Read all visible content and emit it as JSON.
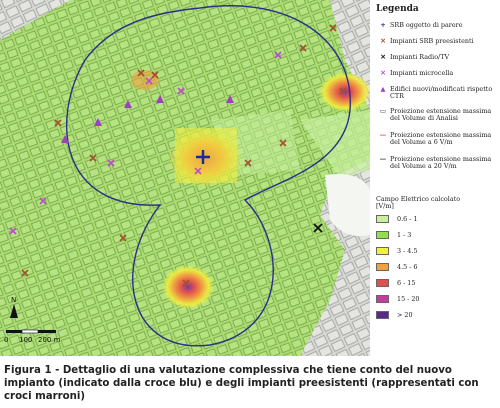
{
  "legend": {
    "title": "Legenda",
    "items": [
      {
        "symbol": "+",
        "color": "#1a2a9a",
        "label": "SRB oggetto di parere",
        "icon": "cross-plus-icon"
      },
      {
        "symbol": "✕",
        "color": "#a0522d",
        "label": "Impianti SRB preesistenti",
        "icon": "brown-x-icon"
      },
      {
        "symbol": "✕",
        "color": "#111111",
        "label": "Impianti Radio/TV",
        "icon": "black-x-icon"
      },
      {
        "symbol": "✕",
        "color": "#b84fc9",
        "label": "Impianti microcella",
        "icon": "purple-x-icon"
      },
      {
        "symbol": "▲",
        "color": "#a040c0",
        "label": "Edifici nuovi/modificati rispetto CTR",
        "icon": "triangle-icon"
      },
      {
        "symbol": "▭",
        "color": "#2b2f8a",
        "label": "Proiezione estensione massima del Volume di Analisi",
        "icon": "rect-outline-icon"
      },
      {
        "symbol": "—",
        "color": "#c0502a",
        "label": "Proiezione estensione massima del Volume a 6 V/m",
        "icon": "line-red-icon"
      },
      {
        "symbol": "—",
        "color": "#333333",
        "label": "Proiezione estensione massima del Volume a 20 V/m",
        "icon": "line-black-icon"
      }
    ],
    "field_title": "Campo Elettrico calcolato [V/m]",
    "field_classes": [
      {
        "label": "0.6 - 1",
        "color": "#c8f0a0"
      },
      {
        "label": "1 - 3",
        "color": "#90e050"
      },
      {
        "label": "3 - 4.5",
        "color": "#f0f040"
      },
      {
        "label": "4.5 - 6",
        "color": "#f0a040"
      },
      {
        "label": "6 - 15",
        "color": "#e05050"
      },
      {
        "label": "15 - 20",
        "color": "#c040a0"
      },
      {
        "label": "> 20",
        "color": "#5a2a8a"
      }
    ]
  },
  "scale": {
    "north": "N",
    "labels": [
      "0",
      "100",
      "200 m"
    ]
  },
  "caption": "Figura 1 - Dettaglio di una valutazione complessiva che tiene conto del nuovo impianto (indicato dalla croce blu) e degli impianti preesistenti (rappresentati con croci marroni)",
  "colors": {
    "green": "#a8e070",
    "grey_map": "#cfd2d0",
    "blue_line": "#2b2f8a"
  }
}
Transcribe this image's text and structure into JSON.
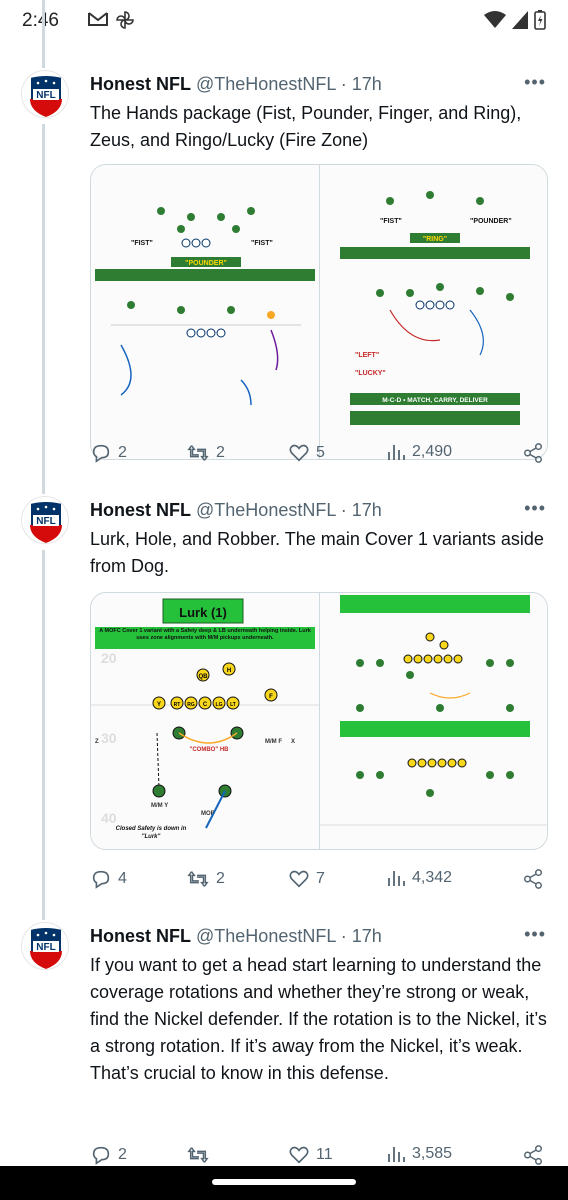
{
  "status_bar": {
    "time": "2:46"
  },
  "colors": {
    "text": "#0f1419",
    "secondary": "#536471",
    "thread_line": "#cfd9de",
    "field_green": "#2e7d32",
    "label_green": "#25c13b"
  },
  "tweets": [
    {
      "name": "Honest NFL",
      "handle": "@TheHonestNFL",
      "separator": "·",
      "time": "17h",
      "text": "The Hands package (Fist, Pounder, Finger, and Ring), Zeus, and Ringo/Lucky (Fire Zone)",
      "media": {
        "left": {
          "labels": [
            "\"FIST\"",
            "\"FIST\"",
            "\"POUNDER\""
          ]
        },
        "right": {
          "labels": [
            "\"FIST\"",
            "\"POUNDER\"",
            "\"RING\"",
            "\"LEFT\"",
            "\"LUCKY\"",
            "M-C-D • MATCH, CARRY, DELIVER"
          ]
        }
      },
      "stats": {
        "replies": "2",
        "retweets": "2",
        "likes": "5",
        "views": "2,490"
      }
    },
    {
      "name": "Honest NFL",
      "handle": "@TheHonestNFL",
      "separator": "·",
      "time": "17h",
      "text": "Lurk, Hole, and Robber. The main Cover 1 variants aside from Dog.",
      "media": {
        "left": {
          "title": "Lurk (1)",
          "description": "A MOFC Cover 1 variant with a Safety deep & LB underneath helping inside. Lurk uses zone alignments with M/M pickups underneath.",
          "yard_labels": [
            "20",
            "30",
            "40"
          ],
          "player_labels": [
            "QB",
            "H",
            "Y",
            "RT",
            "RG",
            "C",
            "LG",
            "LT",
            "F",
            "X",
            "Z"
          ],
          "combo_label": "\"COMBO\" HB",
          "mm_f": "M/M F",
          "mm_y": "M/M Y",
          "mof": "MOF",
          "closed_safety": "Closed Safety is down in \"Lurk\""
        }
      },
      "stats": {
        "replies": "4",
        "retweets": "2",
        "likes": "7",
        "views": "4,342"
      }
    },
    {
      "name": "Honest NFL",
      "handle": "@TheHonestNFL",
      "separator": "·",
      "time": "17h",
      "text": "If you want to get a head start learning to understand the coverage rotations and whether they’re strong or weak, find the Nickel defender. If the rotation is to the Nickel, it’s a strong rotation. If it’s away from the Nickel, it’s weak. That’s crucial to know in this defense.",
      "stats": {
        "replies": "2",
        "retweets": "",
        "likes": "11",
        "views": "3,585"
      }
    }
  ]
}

## TO DO
Pick out each line above that includes "this" and show it.

## OUTPUT BELOW
Transcribe this image's text and structure into JSON.
      "text": "If you want to get a head start learning to understand the coverage rotations and whether they’re strong or weak, find the Nickel defender. If the rotation is to the Nickel, it’s a strong rotation. If it’s away from the Nickel, it’s weak. That’s crucial to know in this defense.",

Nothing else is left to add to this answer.